§ **Required work**:
All of the entries need to be written out again, exactly as they are.

[Dataset entries]
— start —

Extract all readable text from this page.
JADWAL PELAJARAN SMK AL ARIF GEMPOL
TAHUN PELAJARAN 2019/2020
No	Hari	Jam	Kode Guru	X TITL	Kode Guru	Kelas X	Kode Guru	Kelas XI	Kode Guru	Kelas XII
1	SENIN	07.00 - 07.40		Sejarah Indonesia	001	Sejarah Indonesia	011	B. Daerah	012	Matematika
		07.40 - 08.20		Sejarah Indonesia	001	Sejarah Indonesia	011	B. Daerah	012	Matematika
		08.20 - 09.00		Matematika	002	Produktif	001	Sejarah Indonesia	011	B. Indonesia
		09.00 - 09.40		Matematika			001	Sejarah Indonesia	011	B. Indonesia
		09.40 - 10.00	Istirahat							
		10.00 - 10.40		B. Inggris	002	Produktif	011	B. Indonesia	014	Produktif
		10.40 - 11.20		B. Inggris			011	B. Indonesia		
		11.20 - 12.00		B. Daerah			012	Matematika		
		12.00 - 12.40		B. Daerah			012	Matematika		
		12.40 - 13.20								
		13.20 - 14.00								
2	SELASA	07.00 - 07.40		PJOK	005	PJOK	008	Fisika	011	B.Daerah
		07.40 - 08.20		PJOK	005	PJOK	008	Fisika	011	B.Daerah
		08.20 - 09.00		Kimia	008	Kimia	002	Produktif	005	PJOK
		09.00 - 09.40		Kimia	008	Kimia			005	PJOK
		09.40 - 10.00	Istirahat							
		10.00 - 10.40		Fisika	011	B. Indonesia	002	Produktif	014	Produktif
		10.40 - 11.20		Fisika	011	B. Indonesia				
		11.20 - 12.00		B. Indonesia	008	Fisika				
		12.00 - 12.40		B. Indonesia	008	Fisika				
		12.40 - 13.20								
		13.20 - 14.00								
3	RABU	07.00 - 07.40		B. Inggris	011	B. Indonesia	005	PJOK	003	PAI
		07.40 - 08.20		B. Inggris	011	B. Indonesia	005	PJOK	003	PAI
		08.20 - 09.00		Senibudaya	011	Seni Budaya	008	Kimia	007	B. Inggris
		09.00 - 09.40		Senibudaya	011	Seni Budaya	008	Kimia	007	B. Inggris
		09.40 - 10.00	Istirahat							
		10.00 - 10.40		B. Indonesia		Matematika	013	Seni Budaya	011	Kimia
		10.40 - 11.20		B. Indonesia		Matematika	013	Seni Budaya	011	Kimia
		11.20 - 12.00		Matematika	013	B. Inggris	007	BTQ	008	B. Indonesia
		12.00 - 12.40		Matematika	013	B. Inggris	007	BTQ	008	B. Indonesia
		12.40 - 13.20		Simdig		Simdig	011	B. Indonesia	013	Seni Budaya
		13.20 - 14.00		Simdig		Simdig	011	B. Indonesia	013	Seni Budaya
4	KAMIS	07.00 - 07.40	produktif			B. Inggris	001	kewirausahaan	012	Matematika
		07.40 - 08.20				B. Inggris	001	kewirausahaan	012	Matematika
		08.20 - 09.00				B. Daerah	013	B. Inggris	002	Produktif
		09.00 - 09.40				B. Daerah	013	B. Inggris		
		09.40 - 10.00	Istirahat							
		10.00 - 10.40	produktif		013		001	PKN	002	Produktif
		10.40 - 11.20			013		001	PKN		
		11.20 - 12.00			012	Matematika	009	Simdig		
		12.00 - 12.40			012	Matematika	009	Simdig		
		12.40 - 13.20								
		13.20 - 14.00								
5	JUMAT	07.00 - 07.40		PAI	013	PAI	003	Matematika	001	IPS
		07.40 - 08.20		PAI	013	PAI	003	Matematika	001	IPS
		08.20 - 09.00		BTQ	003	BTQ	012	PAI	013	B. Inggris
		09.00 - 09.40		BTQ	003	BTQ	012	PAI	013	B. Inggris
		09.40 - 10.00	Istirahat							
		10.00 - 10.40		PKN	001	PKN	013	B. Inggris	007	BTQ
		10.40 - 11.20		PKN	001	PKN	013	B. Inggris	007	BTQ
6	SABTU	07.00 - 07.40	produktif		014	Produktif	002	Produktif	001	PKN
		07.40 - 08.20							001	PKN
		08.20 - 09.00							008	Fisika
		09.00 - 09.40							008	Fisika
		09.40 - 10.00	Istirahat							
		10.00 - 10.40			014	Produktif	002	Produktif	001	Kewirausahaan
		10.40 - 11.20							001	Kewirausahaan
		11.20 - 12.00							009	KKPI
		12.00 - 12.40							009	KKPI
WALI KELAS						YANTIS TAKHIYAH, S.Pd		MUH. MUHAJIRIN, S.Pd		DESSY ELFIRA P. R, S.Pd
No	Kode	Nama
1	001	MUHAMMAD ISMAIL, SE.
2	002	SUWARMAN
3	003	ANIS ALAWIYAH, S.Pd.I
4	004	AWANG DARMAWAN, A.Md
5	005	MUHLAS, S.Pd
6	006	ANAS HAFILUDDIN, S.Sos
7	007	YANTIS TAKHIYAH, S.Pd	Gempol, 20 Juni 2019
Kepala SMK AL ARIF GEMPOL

— end —

§ **Finished answer**:
Extract all readable text from this page.
JADWAL PELAJARAN SMK AL ARIF GEMPOL
TAHUN PELAJARAN 2019/2020
No	Hari	Jam	Kode Guru	X TITL	Kode Guru	Kelas X	Kode Guru	Kelas XI	Kode Guru	Kelas XII
1	SENIN	07.00 - 07.40		Sejarah Indonesia	001	Sejarah Indonesia	011	B. Daerah	012	Matematika
		07.40 - 08.20		Sejarah Indonesia	001	Sejarah Indonesia	011	B. Daerah	012	Matematika
		08.20 - 09.00		Matematika	002	Produktif	001	Sejarah Indonesia	011	B. Indonesia
		09.00 - 09.40		Matematika			001	Sejarah Indonesia	011	B. Indonesia
		09.40 - 10.00	Istirahat							
		10.00 - 10.40		B. Inggris	002	Produktif	011	B. Indonesia	014	Produktif
		10.40 - 11.20		B. Inggris			011	B. Indonesia		
		11.20 - 12.00		B. Daerah			012	Matematika		
		12.00 - 12.40		B. Daerah			012	Matematika		
		12.40 - 13.20								
		13.20 - 14.00								
2	SELASA	07.00 - 07.40		PJOK	005	PJOK	008	Fisika	011	B.Daerah
		07.40 - 08.20		PJOK	005	PJOK	008	Fisika	011	B.Daerah
		08.20 - 09.00		Kimia	008	Kimia	002	Produktif	005	PJOK
		09.00 - 09.40		Kimia	008	Kimia			005	PJOK
		09.40 - 10.00	Istirahat							
		10.00 - 10.40		Fisika	011	B. Indonesia	002	Produktif	014	Produktif
		10.40 - 11.20		Fisika	011	B. Indonesia				
		11.20 - 12.00		B. Indonesia	008	Fisika				
		12.00 - 12.40		B. Indonesia	008	Fisika				
		12.40 - 13.20								
		13.20 - 14.00								
3	RABU	07.00 - 07.40		B. Inggris	011	B. Indonesia	005	PJOK	003	PAI
		07.40 - 08.20		B. Inggris	011	B. Indonesia	005	PJOK	003	PAI
		08.20 - 09.00		Senibudaya	011	Seni Budaya	008	Kimia	007	B. Inggris
		09.00 - 09.40		Senibudaya	011	Seni Budaya	008	Kimia	007	B. Inggris
		09.40 - 10.00	Istirahat							
		10.00 - 10.40		B. Indonesia		Matematika	013	Seni Budaya	011	Kimia
		10.40 - 11.20		B. Indonesia		Matematika	013	Seni Budaya	011	Kimia
		11.20 - 12.00		Matematika	013	B. Inggris	007	BTQ	008	B. Indonesia
		12.00 - 12.40		Matematika	013	B. Inggris	007	BTQ	008	B. Indonesia
		12.40 - 13.20		Simdig		Simdig	011	B. Indonesia	013	Seni Budaya
		13.20 - 14.00		Simdig		Simdig	011	B. Indonesia	013	Seni Budaya
4	KAMIS	07.00 - 07.40	produktif			B. Inggris	001	kewirausahaan	012	Matematika
		07.40 - 08.20				B. Inggris	001	kewirausahaan	012	Matematika
		08.20 - 09.00				B. Daerah	013	B. Inggris	002	Produktif
		09.00 - 09.40				B. Daerah	013	B. Inggris		
		09.40 - 10.00	Istirahat							
		10.00 - 10.40	produktif		013		001	PKN	002	Produktif
		10.40 - 11.20			013		001	PKN		
		11.20 - 12.00			012	Matematika	009	Simdig		
		12.00 - 12.40			012	Matematika	009	Simdig		
		12.40 - 13.20								
		13.20 - 14.00								
5	JUMAT	07.00 - 07.40		PAI	013	PAI	003	Matematika	001	IPS
		07.40 - 08.20		PAI	013	PAI	003	Matematika	001	IPS
		08.20 - 09.00		BTQ	003	BTQ	012	PAI	013	B. Inggris
		09.00 - 09.40		BTQ	003	BTQ	012	PAI	013	B. Inggris
		09.40 - 10.00	Istirahat							
		10.00 - 10.40		PKN	001	PKN	013	B. Inggris	007	BTQ
		10.40 - 11.20		PKN	001	PKN	013	B. Inggris	007	BTQ
6	SABTU	07.00 - 07.40	produktif		014	Produktif	002	Produktif	001	PKN
		07.40 - 08.20							001	PKN
		08.20 - 09.00							008	Fisika
		09.00 - 09.40							008	Fisika
		09.40 - 10.00	Istirahat							
		10.00 - 10.40			014	Produktif	002	Produktif	001	Kewirausahaan
		10.40 - 11.20							001	Kewirausahaan
		11.20 - 12.00							009	KKPI
		12.00 - 12.40							009	KKPI
WALI KELAS						YANTIS TAKHIYAH, S.Pd		MUH. MUHAJIRIN, S.Pd		DESSY ELFIRA P. R, S.Pd
No	Kode	Nama
1	001	MUHAMMAD ISMAIL, SE.
2	002	SUWARMAN
3	003	ANIS ALAWIYAH, S.Pd.I
4	004	AWANG DARMAWAN, A.Md
5	005	MUHLAS, S.Pd
6	006	ANAS HAFILUDDIN, S.Sos
7	007	YANTIS TAKHIYAH, S.Pd	Gempol, 20 Juni 2019
Kepala SMK AL ARIF GEMPOL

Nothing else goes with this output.